Exactly reproduce each entry, leaving out nothing.

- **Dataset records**
- - -
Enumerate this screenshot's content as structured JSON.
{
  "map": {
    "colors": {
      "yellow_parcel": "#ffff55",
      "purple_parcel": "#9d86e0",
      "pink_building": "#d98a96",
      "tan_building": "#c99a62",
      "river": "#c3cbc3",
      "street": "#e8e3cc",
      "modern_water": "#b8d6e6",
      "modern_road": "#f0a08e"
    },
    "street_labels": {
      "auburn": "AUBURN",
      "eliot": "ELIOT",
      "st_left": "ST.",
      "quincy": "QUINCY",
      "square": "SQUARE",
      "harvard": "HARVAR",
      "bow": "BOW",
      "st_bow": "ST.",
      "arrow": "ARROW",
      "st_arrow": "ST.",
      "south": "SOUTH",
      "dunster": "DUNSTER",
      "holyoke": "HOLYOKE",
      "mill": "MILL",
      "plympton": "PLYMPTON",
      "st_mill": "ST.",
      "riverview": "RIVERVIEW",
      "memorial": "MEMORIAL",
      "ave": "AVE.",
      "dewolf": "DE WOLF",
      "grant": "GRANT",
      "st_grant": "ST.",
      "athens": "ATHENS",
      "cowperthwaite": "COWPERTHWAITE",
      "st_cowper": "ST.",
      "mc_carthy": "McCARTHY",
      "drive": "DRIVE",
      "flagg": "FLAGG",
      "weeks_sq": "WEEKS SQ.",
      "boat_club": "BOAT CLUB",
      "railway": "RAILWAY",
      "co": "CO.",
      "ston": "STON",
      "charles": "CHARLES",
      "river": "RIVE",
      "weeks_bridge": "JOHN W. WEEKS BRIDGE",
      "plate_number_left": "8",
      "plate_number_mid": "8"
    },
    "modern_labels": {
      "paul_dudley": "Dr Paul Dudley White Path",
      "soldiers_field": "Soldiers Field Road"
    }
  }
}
- - -
- **RESPONSE TO THE EXERCISE**
Enumerate this screenshot's content as structured JSON.
{
  "map": {
    "colors": {
      "yellow_parcel": "#ffff55",
      "purple_parcel": "#9d86e0",
      "pink_building": "#d98a96",
      "tan_building": "#c99a62",
      "river": "#c3cbc3",
      "street": "#e8e3cc",
      "modern_water": "#b8d6e6",
      "modern_road": "#f0a08e"
    },
    "street_labels": {
      "auburn": "AUBURN",
      "eliot": "ELIOT",
      "st_left": "ST.",
      "quincy": "QUINCY",
      "square": "SQUARE",
      "harvard": "HARVAR",
      "bow": "BOW",
      "st_bow": "ST.",
      "arrow": "ARROW",
      "st_arrow": "ST.",
      "south": "SOUTH",
      "dunster": "DUNSTER",
      "holyoke": "HOLYOKE",
      "mill": "MILL",
      "plympton": "PLYMPTON",
      "st_mill": "ST.",
      "riverview": "RIVERVIEW",
      "memorial": "MEMORIAL",
      "ave": "AVE.",
      "dewolf": "DE WOLF",
      "grant": "GRANT",
      "st_grant": "ST.",
      "athens": "ATHENS",
      "cowperthwaite": "COWPERTHWAITE",
      "st_cowper": "ST.",
      "mc_carthy": "McCARTHY",
      "drive": "DRIVE",
      "flagg": "FLAGG",
      "weeks_sq": "WEEKS SQ.",
      "boat_club": "BOAT CLUB",
      "railway": "RAILWAY",
      "co": "CO.",
      "ston": "STON",
      "charles": "CHARLES",
      "river": "RIVE",
      "weeks_bridge": "JOHN W. WEEKS BRIDGE",
      "plate_number_left": "8",
      "plate_number_mid": "8"
    },
    "modern_labels": {
      "paul_dudley": "Dr Paul Dudley White Path",
      "soldiers_field": "Soldiers Field Road"
    }
  }
}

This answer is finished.